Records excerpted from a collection
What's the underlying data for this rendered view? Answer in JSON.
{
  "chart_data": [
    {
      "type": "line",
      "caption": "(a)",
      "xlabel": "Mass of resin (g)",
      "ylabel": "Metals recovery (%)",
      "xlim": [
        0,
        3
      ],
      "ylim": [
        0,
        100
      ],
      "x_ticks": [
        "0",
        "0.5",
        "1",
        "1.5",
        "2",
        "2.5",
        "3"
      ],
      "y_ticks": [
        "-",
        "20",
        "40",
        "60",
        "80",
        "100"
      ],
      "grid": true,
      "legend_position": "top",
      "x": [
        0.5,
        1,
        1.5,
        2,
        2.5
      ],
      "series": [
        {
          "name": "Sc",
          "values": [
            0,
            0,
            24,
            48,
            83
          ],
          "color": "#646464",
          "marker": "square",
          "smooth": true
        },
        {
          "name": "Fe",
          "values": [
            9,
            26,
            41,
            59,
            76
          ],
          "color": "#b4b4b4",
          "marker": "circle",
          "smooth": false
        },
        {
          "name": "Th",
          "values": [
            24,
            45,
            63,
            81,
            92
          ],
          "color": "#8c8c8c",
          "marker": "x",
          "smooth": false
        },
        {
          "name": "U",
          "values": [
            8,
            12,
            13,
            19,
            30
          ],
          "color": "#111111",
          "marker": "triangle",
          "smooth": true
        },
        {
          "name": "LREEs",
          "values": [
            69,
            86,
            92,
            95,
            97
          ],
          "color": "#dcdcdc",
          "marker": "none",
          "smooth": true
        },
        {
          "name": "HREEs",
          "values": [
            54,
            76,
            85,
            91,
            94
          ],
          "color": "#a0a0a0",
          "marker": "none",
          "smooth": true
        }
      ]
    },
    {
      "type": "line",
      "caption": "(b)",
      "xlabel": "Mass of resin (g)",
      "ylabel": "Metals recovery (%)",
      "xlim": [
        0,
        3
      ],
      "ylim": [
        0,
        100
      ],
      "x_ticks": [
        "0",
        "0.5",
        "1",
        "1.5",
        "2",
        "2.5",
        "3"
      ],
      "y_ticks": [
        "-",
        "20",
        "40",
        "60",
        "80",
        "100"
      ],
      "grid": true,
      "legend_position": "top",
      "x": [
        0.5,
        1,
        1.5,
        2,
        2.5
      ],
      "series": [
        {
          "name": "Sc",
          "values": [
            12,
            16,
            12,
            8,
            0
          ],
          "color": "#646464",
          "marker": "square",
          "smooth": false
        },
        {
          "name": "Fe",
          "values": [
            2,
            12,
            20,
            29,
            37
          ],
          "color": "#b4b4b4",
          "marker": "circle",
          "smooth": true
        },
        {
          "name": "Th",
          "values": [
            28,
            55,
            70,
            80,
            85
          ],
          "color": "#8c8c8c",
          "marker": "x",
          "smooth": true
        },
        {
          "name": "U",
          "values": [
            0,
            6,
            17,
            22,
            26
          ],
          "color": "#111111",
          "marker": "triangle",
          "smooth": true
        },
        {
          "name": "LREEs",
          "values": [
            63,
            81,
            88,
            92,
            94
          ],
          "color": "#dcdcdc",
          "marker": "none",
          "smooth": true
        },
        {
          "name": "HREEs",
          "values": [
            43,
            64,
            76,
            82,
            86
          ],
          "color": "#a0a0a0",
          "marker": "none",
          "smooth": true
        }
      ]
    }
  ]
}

§ **PROBLEM**
Each line above is to be repeated exactly.

§ **RESPONSE TO THE TASK**
What's the underlying data for this rendered view? Answer in JSON.
{
  "chart_data": [
    {
      "type": "line",
      "caption": "(a)",
      "xlabel": "Mass of resin (g)",
      "ylabel": "Metals recovery (%)",
      "xlim": [
        0,
        3
      ],
      "ylim": [
        0,
        100
      ],
      "x_ticks": [
        "0",
        "0.5",
        "1",
        "1.5",
        "2",
        "2.5",
        "3"
      ],
      "y_ticks": [
        "-",
        "20",
        "40",
        "60",
        "80",
        "100"
      ],
      "grid": true,
      "legend_position": "top",
      "x": [
        0.5,
        1,
        1.5,
        2,
        2.5
      ],
      "series": [
        {
          "name": "Sc",
          "values": [
            0,
            0,
            24,
            48,
            83
          ],
          "color": "#646464",
          "marker": "square",
          "smooth": true
        },
        {
          "name": "Fe",
          "values": [
            9,
            26,
            41,
            59,
            76
          ],
          "color": "#b4b4b4",
          "marker": "circle",
          "smooth": false
        },
        {
          "name": "Th",
          "values": [
            24,
            45,
            63,
            81,
            92
          ],
          "color": "#8c8c8c",
          "marker": "x",
          "smooth": false
        },
        {
          "name": "U",
          "values": [
            8,
            12,
            13,
            19,
            30
          ],
          "color": "#111111",
          "marker": "triangle",
          "smooth": true
        },
        {
          "name": "LREEs",
          "values": [
            69,
            86,
            92,
            95,
            97
          ],
          "color": "#dcdcdc",
          "marker": "none",
          "smooth": true
        },
        {
          "name": "HREEs",
          "values": [
            54,
            76,
            85,
            91,
            94
          ],
          "color": "#a0a0a0",
          "marker": "none",
          "smooth": true
        }
      ]
    },
    {
      "type": "line",
      "caption": "(b)",
      "xlabel": "Mass of resin (g)",
      "ylabel": "Metals recovery (%)",
      "xlim": [
        0,
        3
      ],
      "ylim": [
        0,
        100
      ],
      "x_ticks": [
        "0",
        "0.5",
        "1",
        "1.5",
        "2",
        "2.5",
        "3"
      ],
      "y_ticks": [
        "-",
        "20",
        "40",
        "60",
        "80",
        "100"
      ],
      "grid": true,
      "legend_position": "top",
      "x": [
        0.5,
        1,
        1.5,
        2,
        2.5
      ],
      "series": [
        {
          "name": "Sc",
          "values": [
            12,
            16,
            12,
            8,
            0
          ],
          "color": "#646464",
          "marker": "square",
          "smooth": false
        },
        {
          "name": "Fe",
          "values": [
            2,
            12,
            20,
            29,
            37
          ],
          "color": "#b4b4b4",
          "marker": "circle",
          "smooth": true
        },
        {
          "name": "Th",
          "values": [
            28,
            55,
            70,
            80,
            85
          ],
          "color": "#8c8c8c",
          "marker": "x",
          "smooth": true
        },
        {
          "name": "U",
          "values": [
            0,
            6,
            17,
            22,
            26
          ],
          "color": "#111111",
          "marker": "triangle",
          "smooth": true
        },
        {
          "name": "LREEs",
          "values": [
            63,
            81,
            88,
            92,
            94
          ],
          "color": "#dcdcdc",
          "marker": "none",
          "smooth": true
        },
        {
          "name": "HREEs",
          "values": [
            43,
            64,
            76,
            82,
            86
          ],
          "color": "#a0a0a0",
          "marker": "none",
          "smooth": true
        }
      ]
    }
  ]
}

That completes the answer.